* _Objective_: Transcribe every record that appears below, exactly and in full.

* _Listed entries_:

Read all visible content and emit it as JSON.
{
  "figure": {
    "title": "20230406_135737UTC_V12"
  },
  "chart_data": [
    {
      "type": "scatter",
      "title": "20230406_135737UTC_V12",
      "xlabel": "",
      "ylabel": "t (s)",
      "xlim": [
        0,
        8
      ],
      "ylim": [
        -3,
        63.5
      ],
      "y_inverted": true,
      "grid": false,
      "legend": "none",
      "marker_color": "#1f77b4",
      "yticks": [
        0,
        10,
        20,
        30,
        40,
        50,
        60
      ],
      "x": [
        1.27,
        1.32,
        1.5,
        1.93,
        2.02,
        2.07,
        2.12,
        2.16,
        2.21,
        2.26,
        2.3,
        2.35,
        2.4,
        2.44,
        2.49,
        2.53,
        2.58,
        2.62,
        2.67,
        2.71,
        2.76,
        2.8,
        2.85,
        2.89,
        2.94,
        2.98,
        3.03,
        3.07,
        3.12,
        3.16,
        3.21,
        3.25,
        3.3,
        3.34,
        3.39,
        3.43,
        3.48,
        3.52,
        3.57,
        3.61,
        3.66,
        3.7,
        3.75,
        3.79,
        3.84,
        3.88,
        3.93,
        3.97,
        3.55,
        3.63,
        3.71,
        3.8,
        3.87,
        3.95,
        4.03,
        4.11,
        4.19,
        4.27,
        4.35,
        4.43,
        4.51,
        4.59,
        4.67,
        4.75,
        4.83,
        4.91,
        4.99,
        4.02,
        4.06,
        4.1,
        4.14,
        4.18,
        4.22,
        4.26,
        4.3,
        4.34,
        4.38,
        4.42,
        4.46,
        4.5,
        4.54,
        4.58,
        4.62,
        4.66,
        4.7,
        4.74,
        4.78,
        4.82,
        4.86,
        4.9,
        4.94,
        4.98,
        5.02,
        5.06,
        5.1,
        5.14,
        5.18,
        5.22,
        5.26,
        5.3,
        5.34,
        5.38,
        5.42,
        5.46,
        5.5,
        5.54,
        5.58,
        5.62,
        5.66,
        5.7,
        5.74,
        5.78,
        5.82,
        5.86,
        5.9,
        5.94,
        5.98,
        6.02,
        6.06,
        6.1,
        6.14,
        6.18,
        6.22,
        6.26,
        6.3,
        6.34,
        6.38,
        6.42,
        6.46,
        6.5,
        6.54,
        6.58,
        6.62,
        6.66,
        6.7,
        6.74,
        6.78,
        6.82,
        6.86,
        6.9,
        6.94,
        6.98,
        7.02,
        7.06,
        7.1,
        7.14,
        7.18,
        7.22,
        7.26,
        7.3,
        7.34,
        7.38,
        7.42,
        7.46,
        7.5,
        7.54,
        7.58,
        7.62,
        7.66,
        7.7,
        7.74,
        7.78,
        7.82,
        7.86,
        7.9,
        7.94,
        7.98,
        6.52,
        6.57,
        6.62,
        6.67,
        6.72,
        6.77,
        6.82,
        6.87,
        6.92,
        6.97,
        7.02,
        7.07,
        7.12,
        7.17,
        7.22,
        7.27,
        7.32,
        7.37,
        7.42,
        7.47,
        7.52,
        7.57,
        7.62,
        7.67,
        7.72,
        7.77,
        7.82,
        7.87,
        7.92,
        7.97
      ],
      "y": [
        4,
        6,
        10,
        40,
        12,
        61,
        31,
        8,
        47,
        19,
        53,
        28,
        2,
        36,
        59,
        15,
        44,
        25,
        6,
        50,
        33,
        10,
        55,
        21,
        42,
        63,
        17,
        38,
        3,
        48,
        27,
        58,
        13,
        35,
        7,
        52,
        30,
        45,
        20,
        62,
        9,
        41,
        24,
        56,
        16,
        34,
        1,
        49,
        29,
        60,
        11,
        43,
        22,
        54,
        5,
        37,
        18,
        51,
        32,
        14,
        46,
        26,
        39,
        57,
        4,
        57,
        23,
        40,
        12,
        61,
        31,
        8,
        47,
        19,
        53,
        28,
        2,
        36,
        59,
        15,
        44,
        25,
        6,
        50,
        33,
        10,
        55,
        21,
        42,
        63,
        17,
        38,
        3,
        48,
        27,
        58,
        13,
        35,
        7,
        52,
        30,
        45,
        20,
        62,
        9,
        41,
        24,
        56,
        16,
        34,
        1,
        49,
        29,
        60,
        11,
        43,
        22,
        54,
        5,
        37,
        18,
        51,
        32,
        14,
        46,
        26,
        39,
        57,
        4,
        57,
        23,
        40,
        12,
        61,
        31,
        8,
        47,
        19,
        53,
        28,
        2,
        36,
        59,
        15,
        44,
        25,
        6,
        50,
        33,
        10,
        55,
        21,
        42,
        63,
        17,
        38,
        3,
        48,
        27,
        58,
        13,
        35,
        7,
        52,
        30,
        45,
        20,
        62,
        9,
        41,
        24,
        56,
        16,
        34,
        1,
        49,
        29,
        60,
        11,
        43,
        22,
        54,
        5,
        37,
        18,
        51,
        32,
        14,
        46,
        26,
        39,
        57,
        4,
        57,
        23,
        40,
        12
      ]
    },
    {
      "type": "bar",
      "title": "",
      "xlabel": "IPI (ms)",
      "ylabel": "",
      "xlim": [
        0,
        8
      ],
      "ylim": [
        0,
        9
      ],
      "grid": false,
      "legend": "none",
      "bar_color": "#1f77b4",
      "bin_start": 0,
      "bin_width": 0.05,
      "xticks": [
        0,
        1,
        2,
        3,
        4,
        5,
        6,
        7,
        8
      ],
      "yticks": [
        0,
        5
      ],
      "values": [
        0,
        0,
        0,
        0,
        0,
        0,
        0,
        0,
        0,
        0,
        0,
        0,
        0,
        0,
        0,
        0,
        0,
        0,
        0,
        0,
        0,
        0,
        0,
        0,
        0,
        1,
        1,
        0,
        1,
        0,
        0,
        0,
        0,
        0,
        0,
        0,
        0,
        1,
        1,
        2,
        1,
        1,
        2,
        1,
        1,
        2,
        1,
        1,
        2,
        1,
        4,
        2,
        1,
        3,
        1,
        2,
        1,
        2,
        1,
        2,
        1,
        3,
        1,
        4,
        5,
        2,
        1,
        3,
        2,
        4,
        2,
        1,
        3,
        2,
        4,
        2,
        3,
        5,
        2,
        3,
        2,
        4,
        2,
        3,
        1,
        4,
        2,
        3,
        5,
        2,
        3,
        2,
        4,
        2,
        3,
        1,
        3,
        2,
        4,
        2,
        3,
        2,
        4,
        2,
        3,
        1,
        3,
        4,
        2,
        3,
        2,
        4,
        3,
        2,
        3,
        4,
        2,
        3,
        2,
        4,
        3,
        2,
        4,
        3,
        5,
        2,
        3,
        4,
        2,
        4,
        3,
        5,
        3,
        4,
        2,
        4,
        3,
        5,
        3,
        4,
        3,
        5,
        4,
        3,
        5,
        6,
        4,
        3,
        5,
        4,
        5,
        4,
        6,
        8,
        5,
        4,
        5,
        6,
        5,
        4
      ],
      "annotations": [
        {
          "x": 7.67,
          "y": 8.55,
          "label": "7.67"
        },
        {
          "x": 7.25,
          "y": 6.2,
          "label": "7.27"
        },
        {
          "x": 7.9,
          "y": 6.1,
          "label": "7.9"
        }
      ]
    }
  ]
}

* _Finished task_:
Read all visible content and emit it as JSON.
{
  "figure": {
    "title": "20230406_135737UTC_V12"
  },
  "chart_data": [
    {
      "type": "scatter",
      "title": "20230406_135737UTC_V12",
      "xlabel": "",
      "ylabel": "t (s)",
      "xlim": [
        0,
        8
      ],
      "ylim": [
        -3,
        63.5
      ],
      "y_inverted": true,
      "grid": false,
      "legend": "none",
      "marker_color": "#1f77b4",
      "yticks": [
        0,
        10,
        20,
        30,
        40,
        50,
        60
      ],
      "x": [
        1.27,
        1.32,
        1.5,
        1.93,
        2.02,
        2.07,
        2.12,
        2.16,
        2.21,
        2.26,
        2.3,
        2.35,
        2.4,
        2.44,
        2.49,
        2.53,
        2.58,
        2.62,
        2.67,
        2.71,
        2.76,
        2.8,
        2.85,
        2.89,
        2.94,
        2.98,
        3.03,
        3.07,
        3.12,
        3.16,
        3.21,
        3.25,
        3.3,
        3.34,
        3.39,
        3.43,
        3.48,
        3.52,
        3.57,
        3.61,
        3.66,
        3.7,
        3.75,
        3.79,
        3.84,
        3.88,
        3.93,
        3.97,
        3.55,
        3.63,
        3.71,
        3.8,
        3.87,
        3.95,
        4.03,
        4.11,
        4.19,
        4.27,
        4.35,
        4.43,
        4.51,
        4.59,
        4.67,
        4.75,
        4.83,
        4.91,
        4.99,
        4.02,
        4.06,
        4.1,
        4.14,
        4.18,
        4.22,
        4.26,
        4.3,
        4.34,
        4.38,
        4.42,
        4.46,
        4.5,
        4.54,
        4.58,
        4.62,
        4.66,
        4.7,
        4.74,
        4.78,
        4.82,
        4.86,
        4.9,
        4.94,
        4.98,
        5.02,
        5.06,
        5.1,
        5.14,
        5.18,
        5.22,
        5.26,
        5.3,
        5.34,
        5.38,
        5.42,
        5.46,
        5.5,
        5.54,
        5.58,
        5.62,
        5.66,
        5.7,
        5.74,
        5.78,
        5.82,
        5.86,
        5.9,
        5.94,
        5.98,
        6.02,
        6.06,
        6.1,
        6.14,
        6.18,
        6.22,
        6.26,
        6.3,
        6.34,
        6.38,
        6.42,
        6.46,
        6.5,
        6.54,
        6.58,
        6.62,
        6.66,
        6.7,
        6.74,
        6.78,
        6.82,
        6.86,
        6.9,
        6.94,
        6.98,
        7.02,
        7.06,
        7.1,
        7.14,
        7.18,
        7.22,
        7.26,
        7.3,
        7.34,
        7.38,
        7.42,
        7.46,
        7.5,
        7.54,
        7.58,
        7.62,
        7.66,
        7.7,
        7.74,
        7.78,
        7.82,
        7.86,
        7.9,
        7.94,
        7.98,
        6.52,
        6.57,
        6.62,
        6.67,
        6.72,
        6.77,
        6.82,
        6.87,
        6.92,
        6.97,
        7.02,
        7.07,
        7.12,
        7.17,
        7.22,
        7.27,
        7.32,
        7.37,
        7.42,
        7.47,
        7.52,
        7.57,
        7.62,
        7.67,
        7.72,
        7.77,
        7.82,
        7.87,
        7.92,
        7.97
      ],
      "y": [
        4,
        6,
        10,
        40,
        12,
        61,
        31,
        8,
        47,
        19,
        53,
        28,
        2,
        36,
        59,
        15,
        44,
        25,
        6,
        50,
        33,
        10,
        55,
        21,
        42,
        63,
        17,
        38,
        3,
        48,
        27,
        58,
        13,
        35,
        7,
        52,
        30,
        45,
        20,
        62,
        9,
        41,
        24,
        56,
        16,
        34,
        1,
        49,
        29,
        60,
        11,
        43,
        22,
        54,
        5,
        37,
        18,
        51,
        32,
        14,
        46,
        26,
        39,
        57,
        4,
        57,
        23,
        40,
        12,
        61,
        31,
        8,
        47,
        19,
        53,
        28,
        2,
        36,
        59,
        15,
        44,
        25,
        6,
        50,
        33,
        10,
        55,
        21,
        42,
        63,
        17,
        38,
        3,
        48,
        27,
        58,
        13,
        35,
        7,
        52,
        30,
        45,
        20,
        62,
        9,
        41,
        24,
        56,
        16,
        34,
        1,
        49,
        29,
        60,
        11,
        43,
        22,
        54,
        5,
        37,
        18,
        51,
        32,
        14,
        46,
        26,
        39,
        57,
        4,
        57,
        23,
        40,
        12,
        61,
        31,
        8,
        47,
        19,
        53,
        28,
        2,
        36,
        59,
        15,
        44,
        25,
        6,
        50,
        33,
        10,
        55,
        21,
        42,
        63,
        17,
        38,
        3,
        48,
        27,
        58,
        13,
        35,
        7,
        52,
        30,
        45,
        20,
        62,
        9,
        41,
        24,
        56,
        16,
        34,
        1,
        49,
        29,
        60,
        11,
        43,
        22,
        54,
        5,
        37,
        18,
        51,
        32,
        14,
        46,
        26,
        39,
        57,
        4,
        57,
        23,
        40,
        12
      ]
    },
    {
      "type": "bar",
      "title": "",
      "xlabel": "IPI (ms)",
      "ylabel": "",
      "xlim": [
        0,
        8
      ],
      "ylim": [
        0,
        9
      ],
      "grid": false,
      "legend": "none",
      "bar_color": "#1f77b4",
      "bin_start": 0,
      "bin_width": 0.05,
      "xticks": [
        0,
        1,
        2,
        3,
        4,
        5,
        6,
        7,
        8
      ],
      "yticks": [
        0,
        5
      ],
      "values": [
        0,
        0,
        0,
        0,
        0,
        0,
        0,
        0,
        0,
        0,
        0,
        0,
        0,
        0,
        0,
        0,
        0,
        0,
        0,
        0,
        0,
        0,
        0,
        0,
        0,
        1,
        1,
        0,
        1,
        0,
        0,
        0,
        0,
        0,
        0,
        0,
        0,
        1,
        1,
        2,
        1,
        1,
        2,
        1,
        1,
        2,
        1,
        1,
        2,
        1,
        4,
        2,
        1,
        3,
        1,
        2,
        1,
        2,
        1,
        2,
        1,
        3,
        1,
        4,
        5,
        2,
        1,
        3,
        2,
        4,
        2,
        1,
        3,
        2,
        4,
        2,
        3,
        5,
        2,
        3,
        2,
        4,
        2,
        3,
        1,
        4,
        2,
        3,
        5,
        2,
        3,
        2,
        4,
        2,
        3,
        1,
        3,
        2,
        4,
        2,
        3,
        2,
        4,
        2,
        3,
        1,
        3,
        4,
        2,
        3,
        2,
        4,
        3,
        2,
        3,
        4,
        2,
        3,
        2,
        4,
        3,
        2,
        4,
        3,
        5,
        2,
        3,
        4,
        2,
        4,
        3,
        5,
        3,
        4,
        2,
        4,
        3,
        5,
        3,
        4,
        3,
        5,
        4,
        3,
        5,
        6,
        4,
        3,
        5,
        4,
        5,
        4,
        6,
        8,
        5,
        4,
        5,
        6,
        5,
        4
      ],
      "annotations": [
        {
          "x": 7.67,
          "y": 8.55,
          "label": "7.67"
        },
        {
          "x": 7.25,
          "y": 6.2,
          "label": "7.27"
        },
        {
          "x": 7.9,
          "y": 6.1,
          "label": "7.9"
        }
      ]
    }
  ]
}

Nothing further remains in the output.